## Start The input
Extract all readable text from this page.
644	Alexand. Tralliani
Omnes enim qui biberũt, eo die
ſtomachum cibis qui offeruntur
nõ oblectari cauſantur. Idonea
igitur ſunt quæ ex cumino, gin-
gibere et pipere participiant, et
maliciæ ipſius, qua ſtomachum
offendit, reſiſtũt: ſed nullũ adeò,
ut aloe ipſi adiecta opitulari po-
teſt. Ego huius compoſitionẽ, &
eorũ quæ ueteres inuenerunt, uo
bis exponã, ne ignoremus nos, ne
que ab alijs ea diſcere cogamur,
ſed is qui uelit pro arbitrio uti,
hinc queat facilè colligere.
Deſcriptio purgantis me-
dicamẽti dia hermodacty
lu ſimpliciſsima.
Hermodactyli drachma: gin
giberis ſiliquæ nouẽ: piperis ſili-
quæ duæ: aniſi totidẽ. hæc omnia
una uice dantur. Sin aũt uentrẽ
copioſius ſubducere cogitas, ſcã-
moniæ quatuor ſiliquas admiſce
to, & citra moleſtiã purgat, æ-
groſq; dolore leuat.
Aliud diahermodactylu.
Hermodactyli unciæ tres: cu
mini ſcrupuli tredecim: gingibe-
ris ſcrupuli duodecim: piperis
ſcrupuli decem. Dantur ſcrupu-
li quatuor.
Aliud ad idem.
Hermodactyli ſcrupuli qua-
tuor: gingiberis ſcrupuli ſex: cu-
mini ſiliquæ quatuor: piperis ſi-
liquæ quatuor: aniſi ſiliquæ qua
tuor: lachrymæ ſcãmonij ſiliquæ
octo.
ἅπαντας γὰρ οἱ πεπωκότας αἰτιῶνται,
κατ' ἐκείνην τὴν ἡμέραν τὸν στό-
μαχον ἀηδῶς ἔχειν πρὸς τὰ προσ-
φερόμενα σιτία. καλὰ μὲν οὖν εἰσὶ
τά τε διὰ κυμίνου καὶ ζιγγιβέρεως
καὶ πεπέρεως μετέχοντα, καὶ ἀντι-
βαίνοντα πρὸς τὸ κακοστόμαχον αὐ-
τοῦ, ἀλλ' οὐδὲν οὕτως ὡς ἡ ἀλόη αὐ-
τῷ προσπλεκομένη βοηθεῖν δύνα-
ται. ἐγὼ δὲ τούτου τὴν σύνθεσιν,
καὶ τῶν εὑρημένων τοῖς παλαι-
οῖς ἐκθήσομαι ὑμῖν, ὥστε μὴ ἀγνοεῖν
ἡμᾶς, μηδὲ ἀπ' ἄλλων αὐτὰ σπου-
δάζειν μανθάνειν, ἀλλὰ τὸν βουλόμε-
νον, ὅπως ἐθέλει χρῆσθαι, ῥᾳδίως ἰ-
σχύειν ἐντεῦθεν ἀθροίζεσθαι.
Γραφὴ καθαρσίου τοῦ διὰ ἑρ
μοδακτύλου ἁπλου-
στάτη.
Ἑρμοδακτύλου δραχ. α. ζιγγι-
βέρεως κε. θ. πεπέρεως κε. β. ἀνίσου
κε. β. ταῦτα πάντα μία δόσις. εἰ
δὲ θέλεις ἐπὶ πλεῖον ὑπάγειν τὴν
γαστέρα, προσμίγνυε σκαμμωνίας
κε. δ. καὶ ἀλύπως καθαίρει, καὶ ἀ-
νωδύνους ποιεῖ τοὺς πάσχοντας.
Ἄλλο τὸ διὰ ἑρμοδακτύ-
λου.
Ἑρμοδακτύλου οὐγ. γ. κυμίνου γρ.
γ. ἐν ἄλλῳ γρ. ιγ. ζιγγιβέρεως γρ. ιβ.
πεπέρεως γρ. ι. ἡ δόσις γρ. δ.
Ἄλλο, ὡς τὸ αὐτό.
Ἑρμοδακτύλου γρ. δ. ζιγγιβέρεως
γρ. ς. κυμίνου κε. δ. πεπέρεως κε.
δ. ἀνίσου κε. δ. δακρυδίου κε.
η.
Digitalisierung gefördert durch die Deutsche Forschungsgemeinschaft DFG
## End The input
# Task brief:
Using the records above, gather all lines where the string "Ἑρμοδακτύλου" is present.

# Answer below:
Ἑρμοδακτύλου δραχ. α. ζιγγι-
Ἑρμοδακτύλου οὐγ. γ. κυμίνου γρ.
Ἑρμοδακτύλου γρ. δ. ζιγγιβέρεως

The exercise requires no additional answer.